INFORMATION SUPPLIED:
──────

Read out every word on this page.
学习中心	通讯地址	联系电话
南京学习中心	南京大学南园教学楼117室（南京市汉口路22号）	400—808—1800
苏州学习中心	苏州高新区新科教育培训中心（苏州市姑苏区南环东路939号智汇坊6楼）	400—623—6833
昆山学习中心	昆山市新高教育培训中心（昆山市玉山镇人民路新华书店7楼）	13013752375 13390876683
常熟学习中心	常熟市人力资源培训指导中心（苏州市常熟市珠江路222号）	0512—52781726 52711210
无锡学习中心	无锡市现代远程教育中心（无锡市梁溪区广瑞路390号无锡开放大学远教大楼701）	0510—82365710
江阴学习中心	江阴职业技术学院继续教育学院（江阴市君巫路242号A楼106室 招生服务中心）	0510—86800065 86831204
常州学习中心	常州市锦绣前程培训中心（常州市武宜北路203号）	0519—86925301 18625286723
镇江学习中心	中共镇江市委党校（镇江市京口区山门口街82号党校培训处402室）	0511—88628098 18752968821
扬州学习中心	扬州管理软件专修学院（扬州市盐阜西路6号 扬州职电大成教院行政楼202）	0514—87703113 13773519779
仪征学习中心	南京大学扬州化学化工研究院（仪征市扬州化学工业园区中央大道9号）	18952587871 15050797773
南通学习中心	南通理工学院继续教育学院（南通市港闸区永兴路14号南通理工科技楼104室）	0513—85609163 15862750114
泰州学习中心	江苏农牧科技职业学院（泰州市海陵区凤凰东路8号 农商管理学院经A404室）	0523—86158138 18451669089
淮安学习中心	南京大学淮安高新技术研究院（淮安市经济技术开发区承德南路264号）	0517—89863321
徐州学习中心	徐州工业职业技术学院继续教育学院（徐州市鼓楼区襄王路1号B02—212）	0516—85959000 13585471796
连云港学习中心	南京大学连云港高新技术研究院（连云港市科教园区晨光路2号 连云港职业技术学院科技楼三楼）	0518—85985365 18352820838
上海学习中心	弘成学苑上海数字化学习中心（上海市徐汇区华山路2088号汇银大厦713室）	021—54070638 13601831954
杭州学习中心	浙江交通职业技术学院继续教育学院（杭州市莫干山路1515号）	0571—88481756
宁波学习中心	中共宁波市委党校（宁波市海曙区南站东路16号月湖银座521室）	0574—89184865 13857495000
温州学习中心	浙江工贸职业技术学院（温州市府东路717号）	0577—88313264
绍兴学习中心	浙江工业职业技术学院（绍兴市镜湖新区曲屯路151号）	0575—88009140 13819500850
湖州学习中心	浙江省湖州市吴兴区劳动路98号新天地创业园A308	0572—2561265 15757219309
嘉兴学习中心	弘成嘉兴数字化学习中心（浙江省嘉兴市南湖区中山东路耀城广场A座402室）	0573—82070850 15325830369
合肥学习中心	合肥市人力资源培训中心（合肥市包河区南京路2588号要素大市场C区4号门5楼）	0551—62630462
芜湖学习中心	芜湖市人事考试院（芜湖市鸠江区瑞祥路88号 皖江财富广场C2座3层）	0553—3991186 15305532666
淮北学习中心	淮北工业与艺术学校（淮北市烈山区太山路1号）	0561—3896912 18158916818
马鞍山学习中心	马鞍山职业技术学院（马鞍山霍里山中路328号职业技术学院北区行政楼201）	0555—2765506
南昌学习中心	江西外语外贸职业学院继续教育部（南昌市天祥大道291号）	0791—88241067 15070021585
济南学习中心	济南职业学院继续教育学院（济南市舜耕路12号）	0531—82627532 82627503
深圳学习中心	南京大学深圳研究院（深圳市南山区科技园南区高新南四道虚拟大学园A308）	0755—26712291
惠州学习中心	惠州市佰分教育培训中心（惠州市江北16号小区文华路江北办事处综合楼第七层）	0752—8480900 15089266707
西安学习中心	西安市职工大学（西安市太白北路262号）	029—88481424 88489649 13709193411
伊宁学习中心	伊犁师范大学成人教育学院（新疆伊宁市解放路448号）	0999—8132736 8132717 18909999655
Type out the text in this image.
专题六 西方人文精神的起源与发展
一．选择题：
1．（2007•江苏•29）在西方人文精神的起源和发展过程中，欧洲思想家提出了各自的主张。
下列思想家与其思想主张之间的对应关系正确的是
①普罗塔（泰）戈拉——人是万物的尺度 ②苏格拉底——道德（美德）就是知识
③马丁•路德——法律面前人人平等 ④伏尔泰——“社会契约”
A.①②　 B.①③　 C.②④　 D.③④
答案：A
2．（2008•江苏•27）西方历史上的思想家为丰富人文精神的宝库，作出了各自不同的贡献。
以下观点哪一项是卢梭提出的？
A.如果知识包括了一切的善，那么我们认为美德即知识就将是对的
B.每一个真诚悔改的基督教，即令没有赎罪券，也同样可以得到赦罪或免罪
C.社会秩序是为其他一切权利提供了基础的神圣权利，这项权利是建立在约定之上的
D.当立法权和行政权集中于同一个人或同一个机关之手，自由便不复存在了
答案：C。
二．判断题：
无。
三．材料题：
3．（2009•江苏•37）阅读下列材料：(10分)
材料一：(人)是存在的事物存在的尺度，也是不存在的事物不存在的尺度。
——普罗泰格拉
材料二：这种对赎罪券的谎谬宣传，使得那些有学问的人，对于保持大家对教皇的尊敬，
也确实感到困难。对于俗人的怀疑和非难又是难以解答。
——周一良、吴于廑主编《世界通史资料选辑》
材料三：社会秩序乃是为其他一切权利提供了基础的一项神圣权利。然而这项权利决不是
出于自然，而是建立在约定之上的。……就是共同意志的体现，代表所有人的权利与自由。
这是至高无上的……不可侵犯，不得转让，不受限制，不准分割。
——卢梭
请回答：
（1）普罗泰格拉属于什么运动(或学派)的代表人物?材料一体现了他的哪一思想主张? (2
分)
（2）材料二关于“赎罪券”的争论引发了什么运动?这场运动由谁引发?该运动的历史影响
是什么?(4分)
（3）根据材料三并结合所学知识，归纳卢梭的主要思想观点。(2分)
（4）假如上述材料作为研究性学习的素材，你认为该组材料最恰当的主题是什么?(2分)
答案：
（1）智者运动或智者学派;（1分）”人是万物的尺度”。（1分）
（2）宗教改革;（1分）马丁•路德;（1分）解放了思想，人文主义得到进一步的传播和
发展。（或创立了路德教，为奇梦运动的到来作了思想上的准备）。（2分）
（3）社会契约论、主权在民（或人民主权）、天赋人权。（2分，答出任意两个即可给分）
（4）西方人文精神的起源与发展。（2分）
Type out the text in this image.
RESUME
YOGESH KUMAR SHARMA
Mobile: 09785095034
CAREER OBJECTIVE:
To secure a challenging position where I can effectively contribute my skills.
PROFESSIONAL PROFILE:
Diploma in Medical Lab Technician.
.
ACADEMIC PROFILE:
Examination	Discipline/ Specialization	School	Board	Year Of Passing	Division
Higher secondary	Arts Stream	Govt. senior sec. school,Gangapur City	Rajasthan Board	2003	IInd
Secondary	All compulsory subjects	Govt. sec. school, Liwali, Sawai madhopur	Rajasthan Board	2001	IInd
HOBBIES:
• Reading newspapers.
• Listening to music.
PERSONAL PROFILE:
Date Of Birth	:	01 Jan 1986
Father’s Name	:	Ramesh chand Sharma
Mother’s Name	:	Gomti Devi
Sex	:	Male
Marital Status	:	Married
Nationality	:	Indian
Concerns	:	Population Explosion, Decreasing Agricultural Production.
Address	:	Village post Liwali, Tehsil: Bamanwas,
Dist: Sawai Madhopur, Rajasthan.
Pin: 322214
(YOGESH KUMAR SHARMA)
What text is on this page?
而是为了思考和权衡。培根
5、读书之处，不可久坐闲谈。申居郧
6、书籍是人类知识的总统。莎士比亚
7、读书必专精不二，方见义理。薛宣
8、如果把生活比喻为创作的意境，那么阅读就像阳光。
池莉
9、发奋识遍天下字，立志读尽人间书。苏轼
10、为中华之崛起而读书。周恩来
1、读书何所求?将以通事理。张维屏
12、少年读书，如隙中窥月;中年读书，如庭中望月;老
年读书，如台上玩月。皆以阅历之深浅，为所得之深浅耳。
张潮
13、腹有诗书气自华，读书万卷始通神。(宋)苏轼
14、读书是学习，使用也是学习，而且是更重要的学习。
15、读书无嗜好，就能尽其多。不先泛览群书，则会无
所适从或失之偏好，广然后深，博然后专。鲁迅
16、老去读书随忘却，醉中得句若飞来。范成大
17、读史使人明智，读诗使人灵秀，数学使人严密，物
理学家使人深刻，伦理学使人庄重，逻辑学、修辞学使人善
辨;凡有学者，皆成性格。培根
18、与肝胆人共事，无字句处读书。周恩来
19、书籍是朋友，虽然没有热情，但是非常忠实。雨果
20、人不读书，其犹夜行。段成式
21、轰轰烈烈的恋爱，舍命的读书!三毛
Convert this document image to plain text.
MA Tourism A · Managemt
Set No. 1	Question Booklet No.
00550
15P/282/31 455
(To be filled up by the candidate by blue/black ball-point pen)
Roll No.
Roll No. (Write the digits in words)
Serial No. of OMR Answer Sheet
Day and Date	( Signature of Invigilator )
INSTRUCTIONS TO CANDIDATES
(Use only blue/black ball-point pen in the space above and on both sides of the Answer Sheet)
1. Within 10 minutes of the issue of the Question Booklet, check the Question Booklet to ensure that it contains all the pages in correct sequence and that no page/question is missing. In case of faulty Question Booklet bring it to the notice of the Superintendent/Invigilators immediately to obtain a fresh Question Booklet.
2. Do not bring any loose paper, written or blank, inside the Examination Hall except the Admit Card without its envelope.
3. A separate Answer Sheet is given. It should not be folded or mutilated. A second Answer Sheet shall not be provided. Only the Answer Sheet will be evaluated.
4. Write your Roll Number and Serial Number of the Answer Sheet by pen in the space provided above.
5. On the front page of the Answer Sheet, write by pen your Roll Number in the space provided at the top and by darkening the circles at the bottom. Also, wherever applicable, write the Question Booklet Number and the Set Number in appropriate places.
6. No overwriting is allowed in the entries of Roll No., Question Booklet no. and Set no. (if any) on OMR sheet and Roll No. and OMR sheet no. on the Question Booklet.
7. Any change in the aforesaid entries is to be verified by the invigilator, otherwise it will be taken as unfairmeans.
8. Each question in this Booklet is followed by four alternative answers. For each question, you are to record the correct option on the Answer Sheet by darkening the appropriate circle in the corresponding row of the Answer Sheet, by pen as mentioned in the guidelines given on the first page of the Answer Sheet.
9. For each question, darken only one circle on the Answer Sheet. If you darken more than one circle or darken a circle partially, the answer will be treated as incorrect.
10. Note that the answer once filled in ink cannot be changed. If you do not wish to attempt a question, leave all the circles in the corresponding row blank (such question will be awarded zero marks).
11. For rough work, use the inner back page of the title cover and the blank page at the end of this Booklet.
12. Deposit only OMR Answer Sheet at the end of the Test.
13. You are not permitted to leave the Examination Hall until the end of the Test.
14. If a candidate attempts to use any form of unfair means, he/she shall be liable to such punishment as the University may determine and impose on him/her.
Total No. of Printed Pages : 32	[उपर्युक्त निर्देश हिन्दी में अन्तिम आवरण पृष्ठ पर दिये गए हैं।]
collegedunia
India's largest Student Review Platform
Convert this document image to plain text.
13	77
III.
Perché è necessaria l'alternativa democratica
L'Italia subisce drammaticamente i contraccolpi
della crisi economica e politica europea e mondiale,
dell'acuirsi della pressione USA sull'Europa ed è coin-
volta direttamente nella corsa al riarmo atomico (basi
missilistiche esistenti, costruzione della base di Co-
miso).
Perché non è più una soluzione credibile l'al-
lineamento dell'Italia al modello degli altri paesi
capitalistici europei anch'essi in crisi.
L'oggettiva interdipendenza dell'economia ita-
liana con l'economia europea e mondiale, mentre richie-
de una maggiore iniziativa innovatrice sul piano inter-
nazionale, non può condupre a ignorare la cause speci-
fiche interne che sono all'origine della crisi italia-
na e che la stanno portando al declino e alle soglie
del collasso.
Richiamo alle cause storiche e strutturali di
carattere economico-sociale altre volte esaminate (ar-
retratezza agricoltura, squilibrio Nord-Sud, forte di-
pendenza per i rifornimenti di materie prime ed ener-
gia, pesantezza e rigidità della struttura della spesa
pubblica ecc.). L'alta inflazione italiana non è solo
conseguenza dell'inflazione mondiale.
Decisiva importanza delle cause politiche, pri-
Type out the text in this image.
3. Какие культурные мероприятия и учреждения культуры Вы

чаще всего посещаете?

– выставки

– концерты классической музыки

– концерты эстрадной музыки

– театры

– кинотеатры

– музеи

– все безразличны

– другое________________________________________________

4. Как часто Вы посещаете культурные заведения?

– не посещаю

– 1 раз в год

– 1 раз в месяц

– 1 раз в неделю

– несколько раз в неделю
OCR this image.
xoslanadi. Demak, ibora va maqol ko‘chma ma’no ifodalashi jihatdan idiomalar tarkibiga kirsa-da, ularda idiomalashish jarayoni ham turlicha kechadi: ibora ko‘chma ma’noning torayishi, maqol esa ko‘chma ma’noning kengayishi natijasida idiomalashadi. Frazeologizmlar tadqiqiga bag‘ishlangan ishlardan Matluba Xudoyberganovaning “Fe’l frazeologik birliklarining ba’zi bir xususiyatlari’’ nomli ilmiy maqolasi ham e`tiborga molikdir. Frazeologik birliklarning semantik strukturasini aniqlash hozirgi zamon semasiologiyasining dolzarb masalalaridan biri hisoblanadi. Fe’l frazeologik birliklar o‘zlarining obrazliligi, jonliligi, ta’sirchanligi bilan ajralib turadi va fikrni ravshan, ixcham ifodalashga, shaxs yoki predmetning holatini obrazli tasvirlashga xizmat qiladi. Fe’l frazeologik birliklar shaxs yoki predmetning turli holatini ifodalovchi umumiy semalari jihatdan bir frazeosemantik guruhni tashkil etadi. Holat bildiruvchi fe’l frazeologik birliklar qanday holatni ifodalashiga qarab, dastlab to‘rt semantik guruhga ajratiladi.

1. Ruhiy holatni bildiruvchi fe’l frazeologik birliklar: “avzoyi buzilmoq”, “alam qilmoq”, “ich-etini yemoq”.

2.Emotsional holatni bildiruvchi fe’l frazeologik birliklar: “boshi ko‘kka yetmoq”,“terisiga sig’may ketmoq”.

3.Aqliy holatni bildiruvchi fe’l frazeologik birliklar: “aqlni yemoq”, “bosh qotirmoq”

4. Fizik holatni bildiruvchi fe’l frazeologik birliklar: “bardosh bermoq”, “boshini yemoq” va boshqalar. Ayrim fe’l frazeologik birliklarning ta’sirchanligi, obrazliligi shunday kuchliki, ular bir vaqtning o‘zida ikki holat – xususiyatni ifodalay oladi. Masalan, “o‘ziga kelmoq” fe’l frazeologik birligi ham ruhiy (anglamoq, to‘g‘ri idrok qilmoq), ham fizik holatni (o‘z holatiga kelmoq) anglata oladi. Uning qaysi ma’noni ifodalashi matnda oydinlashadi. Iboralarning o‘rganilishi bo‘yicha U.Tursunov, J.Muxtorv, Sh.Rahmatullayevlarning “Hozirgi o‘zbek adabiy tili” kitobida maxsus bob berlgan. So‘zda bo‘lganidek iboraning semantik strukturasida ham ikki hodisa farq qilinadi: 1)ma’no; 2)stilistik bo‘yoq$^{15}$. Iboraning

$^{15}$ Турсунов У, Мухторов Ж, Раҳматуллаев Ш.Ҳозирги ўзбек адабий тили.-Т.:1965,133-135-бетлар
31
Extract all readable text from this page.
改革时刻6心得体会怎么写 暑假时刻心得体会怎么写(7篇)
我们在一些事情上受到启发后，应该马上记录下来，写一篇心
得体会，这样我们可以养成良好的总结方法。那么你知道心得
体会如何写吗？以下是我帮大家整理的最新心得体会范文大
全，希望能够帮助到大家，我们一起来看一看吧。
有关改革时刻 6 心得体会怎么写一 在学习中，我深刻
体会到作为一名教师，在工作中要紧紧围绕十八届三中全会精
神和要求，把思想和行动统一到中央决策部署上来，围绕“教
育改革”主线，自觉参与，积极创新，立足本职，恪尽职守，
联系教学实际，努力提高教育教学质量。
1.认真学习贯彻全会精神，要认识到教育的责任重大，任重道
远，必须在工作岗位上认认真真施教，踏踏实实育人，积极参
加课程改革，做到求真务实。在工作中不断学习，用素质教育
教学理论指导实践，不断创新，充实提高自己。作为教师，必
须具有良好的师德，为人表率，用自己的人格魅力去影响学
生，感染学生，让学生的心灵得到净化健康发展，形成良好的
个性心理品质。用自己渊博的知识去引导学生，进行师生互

──────

OBJECTIVE:
Exact repetition is required for the lines from the one that contains "Extract all readable text from this page." through the final line; leave out everything else.

WRITTEN SOLUTION:
Extract all readable text from this page.
改革时刻6心得体会怎么写 暑假时刻心得体会怎么写(7篇)
我们在一些事情上受到启发后，应该马上记录下来，写一篇心
得体会，这样我们可以养成良好的总结方法。那么你知道心得
体会如何写吗？以下是我帮大家整理的最新心得体会范文大
全，希望能够帮助到大家，我们一起来看一看吧。
有关改革时刻 6 心得体会怎么写一 在学习中，我深刻
体会到作为一名教师，在工作中要紧紧围绕十八届三中全会精
神和要求，把思想和行动统一到中央决策部署上来，围绕“教
育改革”主线，自觉参与，积极创新，立足本职，恪尽职守，
联系教学实际，努力提高教育教学质量。
1.认真学习贯彻全会精神，要认识到教育的责任重大，任重道
远，必须在工作岗位上认认真真施教，踏踏实实育人，积极参
加课程改革，做到求真务实。在工作中不断学习，用素质教育
教学理论指导实践，不断创新，充实提高自己。作为教师，必
须具有良好的师德，为人表率，用自己的人格魅力去影响学
生，感染学生，让学生的心灵得到净化健康发展，形成良好的
个性心理品质。用自己渊博的知识去引导学生，进行师生互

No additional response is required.